» **Given problem**
Print out the material that follows word for word.

» **Provided information**

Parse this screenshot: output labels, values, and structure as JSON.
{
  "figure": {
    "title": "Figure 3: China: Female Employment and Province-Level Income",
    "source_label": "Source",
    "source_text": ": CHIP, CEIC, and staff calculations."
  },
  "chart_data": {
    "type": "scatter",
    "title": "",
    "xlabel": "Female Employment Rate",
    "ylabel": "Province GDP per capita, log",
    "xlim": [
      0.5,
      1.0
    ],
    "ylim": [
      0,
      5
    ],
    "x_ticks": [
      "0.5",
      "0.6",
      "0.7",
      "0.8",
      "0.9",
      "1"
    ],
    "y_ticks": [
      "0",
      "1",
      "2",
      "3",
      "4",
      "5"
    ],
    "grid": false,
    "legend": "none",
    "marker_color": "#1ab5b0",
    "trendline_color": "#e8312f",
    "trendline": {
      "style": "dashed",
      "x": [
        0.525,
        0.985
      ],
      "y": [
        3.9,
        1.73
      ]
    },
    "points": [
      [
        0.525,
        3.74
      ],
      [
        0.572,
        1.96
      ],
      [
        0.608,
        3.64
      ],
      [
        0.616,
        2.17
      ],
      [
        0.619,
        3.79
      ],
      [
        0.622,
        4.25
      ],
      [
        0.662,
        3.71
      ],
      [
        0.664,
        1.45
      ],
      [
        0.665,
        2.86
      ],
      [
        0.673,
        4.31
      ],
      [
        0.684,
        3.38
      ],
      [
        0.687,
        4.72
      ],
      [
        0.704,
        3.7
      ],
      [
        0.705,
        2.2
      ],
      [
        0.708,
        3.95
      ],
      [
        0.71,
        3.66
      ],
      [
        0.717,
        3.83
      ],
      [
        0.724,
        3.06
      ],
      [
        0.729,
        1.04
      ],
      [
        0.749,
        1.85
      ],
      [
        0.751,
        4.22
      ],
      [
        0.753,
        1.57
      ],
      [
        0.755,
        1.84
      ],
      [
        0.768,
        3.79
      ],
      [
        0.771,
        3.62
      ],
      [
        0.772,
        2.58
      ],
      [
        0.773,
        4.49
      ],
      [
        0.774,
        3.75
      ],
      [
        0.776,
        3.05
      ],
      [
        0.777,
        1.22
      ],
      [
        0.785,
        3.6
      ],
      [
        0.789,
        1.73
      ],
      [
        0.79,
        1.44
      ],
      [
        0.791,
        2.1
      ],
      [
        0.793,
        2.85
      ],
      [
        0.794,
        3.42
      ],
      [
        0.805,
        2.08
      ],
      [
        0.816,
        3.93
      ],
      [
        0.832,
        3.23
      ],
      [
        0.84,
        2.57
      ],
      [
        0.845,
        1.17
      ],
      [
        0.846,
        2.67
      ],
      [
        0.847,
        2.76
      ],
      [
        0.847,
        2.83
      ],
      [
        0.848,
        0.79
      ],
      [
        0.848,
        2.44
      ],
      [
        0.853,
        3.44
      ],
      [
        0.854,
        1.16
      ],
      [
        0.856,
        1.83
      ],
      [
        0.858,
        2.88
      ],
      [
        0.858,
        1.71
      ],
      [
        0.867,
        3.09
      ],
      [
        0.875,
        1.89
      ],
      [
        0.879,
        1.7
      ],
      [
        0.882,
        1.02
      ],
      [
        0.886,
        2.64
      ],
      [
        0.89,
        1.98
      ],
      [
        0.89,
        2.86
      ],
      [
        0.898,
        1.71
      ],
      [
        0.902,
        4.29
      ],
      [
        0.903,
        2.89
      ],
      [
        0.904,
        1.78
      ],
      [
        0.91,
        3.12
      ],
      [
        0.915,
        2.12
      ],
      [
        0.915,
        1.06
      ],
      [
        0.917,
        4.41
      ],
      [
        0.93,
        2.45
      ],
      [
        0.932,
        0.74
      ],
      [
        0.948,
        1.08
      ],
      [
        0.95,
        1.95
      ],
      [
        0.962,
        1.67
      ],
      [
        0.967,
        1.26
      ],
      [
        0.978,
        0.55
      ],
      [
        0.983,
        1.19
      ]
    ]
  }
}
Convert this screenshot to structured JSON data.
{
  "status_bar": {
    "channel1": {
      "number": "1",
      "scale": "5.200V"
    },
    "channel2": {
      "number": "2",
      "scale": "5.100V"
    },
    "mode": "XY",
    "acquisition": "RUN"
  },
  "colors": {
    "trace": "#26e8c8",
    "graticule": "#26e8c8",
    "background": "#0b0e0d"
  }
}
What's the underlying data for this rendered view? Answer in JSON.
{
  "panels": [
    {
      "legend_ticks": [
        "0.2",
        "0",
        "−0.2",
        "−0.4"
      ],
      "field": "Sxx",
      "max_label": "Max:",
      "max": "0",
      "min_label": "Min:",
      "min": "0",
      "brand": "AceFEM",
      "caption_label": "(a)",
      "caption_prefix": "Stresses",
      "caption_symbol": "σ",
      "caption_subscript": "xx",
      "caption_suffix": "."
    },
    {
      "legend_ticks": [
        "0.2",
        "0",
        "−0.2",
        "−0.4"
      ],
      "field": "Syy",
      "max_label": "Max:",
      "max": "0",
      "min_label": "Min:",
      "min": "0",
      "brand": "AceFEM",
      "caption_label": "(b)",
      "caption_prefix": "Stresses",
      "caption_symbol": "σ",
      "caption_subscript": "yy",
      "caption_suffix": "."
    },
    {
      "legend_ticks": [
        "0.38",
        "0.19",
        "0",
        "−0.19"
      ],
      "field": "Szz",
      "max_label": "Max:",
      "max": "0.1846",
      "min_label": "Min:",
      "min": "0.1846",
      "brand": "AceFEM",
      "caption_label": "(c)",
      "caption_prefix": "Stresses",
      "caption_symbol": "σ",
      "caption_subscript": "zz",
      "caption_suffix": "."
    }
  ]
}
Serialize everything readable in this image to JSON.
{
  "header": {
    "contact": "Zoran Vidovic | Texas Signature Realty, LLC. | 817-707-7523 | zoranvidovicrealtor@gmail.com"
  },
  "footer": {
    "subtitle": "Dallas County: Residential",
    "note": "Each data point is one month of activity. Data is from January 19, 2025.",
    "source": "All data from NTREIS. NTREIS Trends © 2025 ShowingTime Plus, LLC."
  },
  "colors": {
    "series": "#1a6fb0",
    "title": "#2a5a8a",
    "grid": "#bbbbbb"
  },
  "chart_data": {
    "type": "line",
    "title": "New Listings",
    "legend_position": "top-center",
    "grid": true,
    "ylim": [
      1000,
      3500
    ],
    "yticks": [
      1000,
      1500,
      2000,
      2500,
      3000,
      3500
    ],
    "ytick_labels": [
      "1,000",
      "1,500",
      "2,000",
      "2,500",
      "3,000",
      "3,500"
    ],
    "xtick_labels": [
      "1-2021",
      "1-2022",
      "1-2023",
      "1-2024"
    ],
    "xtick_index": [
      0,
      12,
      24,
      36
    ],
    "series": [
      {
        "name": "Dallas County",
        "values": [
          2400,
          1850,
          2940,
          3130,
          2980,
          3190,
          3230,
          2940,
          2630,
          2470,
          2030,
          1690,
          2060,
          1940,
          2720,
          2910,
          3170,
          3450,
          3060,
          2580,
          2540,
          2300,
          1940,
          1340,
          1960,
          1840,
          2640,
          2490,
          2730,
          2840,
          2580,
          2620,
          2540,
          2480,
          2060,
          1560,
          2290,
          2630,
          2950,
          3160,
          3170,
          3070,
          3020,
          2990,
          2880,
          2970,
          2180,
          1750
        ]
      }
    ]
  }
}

» **Result for this exercise**
Parse this screenshot: output labels, values, and structure as JSON.
{
  "figure": {
    "title": "Figure 3: China: Female Employment and Province-Level Income",
    "source_label": "Source",
    "source_text": ": CHIP, CEIC, and staff calculations."
  },
  "chart_data": {
    "type": "scatter",
    "title": "",
    "xlabel": "Female Employment Rate",
    "ylabel": "Province GDP per capita, log",
    "xlim": [
      0.5,
      1.0
    ],
    "ylim": [
      0,
      5
    ],
    "x_ticks": [
      "0.5",
      "0.6",
      "0.7",
      "0.8",
      "0.9",
      "1"
    ],
    "y_ticks": [
      "0",
      "1",
      "2",
      "3",
      "4",
      "5"
    ],
    "grid": false,
    "legend": "none",
    "marker_color": "#1ab5b0",
    "trendline_color": "#e8312f",
    "trendline": {
      "style": "dashed",
      "x": [
        0.525,
        0.985
      ],
      "y": [
        3.9,
        1.73
      ]
    },
    "points": [
      [
        0.525,
        3.74
      ],
      [
        0.572,
        1.96
      ],
      [
        0.608,
        3.64
      ],
      [
        0.616,
        2.17
      ],
      [
        0.619,
        3.79
      ],
      [
        0.622,
        4.25
      ],
      [
        0.662,
        3.71
      ],
      [
        0.664,
        1.45
      ],
      [
        0.665,
        2.86
      ],
      [
        0.673,
        4.31
      ],
      [
        0.684,
        3.38
      ],
      [
        0.687,
        4.72
      ],
      [
        0.704,
        3.7
      ],
      [
        0.705,
        2.2
      ],
      [
        0.708,
        3.95
      ],
      [
        0.71,
        3.66
      ],
      [
        0.717,
        3.83
      ],
      [
        0.724,
        3.06
      ],
      [
        0.729,
        1.04
      ],
      [
        0.749,
        1.85
      ],
      [
        0.751,
        4.22
      ],
      [
        0.753,
        1.57
      ],
      [
        0.755,
        1.84
      ],
      [
        0.768,
        3.79
      ],
      [
        0.771,
        3.62
      ],
      [
        0.772,
        2.58
      ],
      [
        0.773,
        4.49
      ],
      [
        0.774,
        3.75
      ],
      [
        0.776,
        3.05
      ],
      [
        0.777,
        1.22
      ],
      [
        0.785,
        3.6
      ],
      [
        0.789,
        1.73
      ],
      [
        0.79,
        1.44
      ],
      [
        0.791,
        2.1
      ],
      [
        0.793,
        2.85
      ],
      [
        0.794,
        3.42
      ],
      [
        0.805,
        2.08
      ],
      [
        0.816,
        3.93
      ],
      [
        0.832,
        3.23
      ],
      [
        0.84,
        2.57
      ],
      [
        0.845,
        1.17
      ],
      [
        0.846,
        2.67
      ],
      [
        0.847,
        2.76
      ],
      [
        0.847,
        2.83
      ],
      [
        0.848,
        0.79
      ],
      [
        0.848,
        2.44
      ],
      [
        0.853,
        3.44
      ],
      [
        0.854,
        1.16
      ],
      [
        0.856,
        1.83
      ],
      [
        0.858,
        2.88
      ],
      [
        0.858,
        1.71
      ],
      [
        0.867,
        3.09
      ],
      [
        0.875,
        1.89
      ],
      [
        0.879,
        1.7
      ],
      [
        0.882,
        1.02
      ],
      [
        0.886,
        2.64
      ],
      [
        0.89,
        1.98
      ],
      [
        0.89,
        2.86
      ],
      [
        0.898,
        1.71
      ],
      [
        0.902,
        4.29
      ],
      [
        0.903,
        2.89
      ],
      [
        0.904,
        1.78
      ],
      [
        0.91,
        3.12
      ],
      [
        0.915,
        2.12
      ],
      [
        0.915,
        1.06
      ],
      [
        0.917,
        4.41
      ],
      [
        0.93,
        2.45
      ],
      [
        0.932,
        0.74
      ],
      [
        0.948,
        1.08
      ],
      [
        0.95,
        1.95
      ],
      [
        0.962,
        1.67
      ],
      [
        0.967,
        1.26
      ],
      [
        0.978,
        0.55
      ],
      [
        0.983,
        1.19
      ]
    ]
  }
}
Convert this screenshot to structured JSON data.
{
  "status_bar": {
    "channel1": {
      "number": "1",
      "scale": "5.200V"
    },
    "channel2": {
      "number": "2",
      "scale": "5.100V"
    },
    "mode": "XY",
    "acquisition": "RUN"
  },
  "colors": {
    "trace": "#26e8c8",
    "graticule": "#26e8c8",
    "background": "#0b0e0d"
  }
}
What's the underlying data for this rendered view? Answer in JSON.
{
  "panels": [
    {
      "legend_ticks": [
        "0.2",
        "0",
        "−0.2",
        "−0.4"
      ],
      "field": "Sxx",
      "max_label": "Max:",
      "max": "0",
      "min_label": "Min:",
      "min": "0",
      "brand": "AceFEM",
      "caption_label": "(a)",
      "caption_prefix": "Stresses",
      "caption_symbol": "σ",
      "caption_subscript": "xx",
      "caption_suffix": "."
    },
    {
      "legend_ticks": [
        "0.2",
        "0",
        "−0.2",
        "−0.4"
      ],
      "field": "Syy",
      "max_label": "Max:",
      "max": "0",
      "min_label": "Min:",
      "min": "0",
      "brand": "AceFEM",
      "caption_label": "(b)",
      "caption_prefix": "Stresses",
      "caption_symbol": "σ",
      "caption_subscript": "yy",
      "caption_suffix": "."
    },
    {
      "legend_ticks": [
        "0.38",
        "0.19",
        "0",
        "−0.19"
      ],
      "field": "Szz",
      "max_label": "Max:",
      "max": "0.1846",
      "min_label": "Min:",
      "min": "0.1846",
      "brand": "AceFEM",
      "caption_label": "(c)",
      "caption_prefix": "Stresses",
      "caption_symbol": "σ",
      "caption_subscript": "zz",
      "caption_suffix": "."
    }
  ]
}
Serialize everything readable in this image to JSON.
{
  "header": {
    "contact": "Zoran Vidovic | Texas Signature Realty, LLC. | 817-707-7523 | zoranvidovicrealtor@gmail.com"
  },
  "footer": {
    "subtitle": "Dallas County: Residential",
    "note": "Each data point is one month of activity. Data is from January 19, 2025.",
    "source": "All data from NTREIS. NTREIS Trends © 2025 ShowingTime Plus, LLC."
  },
  "colors": {
    "series": "#1a6fb0",
    "title": "#2a5a8a",
    "grid": "#bbbbbb"
  },
  "chart_data": {
    "type": "line",
    "title": "New Listings",
    "legend_position": "top-center",
    "grid": true,
    "ylim": [
      1000,
      3500
    ],
    "yticks": [
      1000,
      1500,
      2000,
      2500,
      3000,
      3500
    ],
    "ytick_labels": [
      "1,000",
      "1,500",
      "2,000",
      "2,500",
      "3,000",
      "3,500"
    ],
    "xtick_labels": [
      "1-2021",
      "1-2022",
      "1-2023",
      "1-2024"
    ],
    "xtick_index": [
      0,
      12,
      24,
      36
    ],
    "series": [
      {
        "name": "Dallas County",
        "values": [
          2400,
          1850,
          2940,
          3130,
          2980,
          3190,
          3230,
          2940,
          2630,
          2470,
          2030,
          1690,
          2060,
          1940,
          2720,
          2910,
          3170,
          3450,
          3060,
          2580,
          2540,
          2300,
          1940,
          1340,
          1960,
          1840,
          2640,
          2490,
          2730,
          2840,
          2580,
          2620,
          2540,
          2480,
          2060,
          1560,
          2290,
          2630,
          2950,
          3160,
          3170,
          3070,
          3020,
          2990,
          2880,
          2970,
          2180,
          1750
        ]
      }
    ]
  }
}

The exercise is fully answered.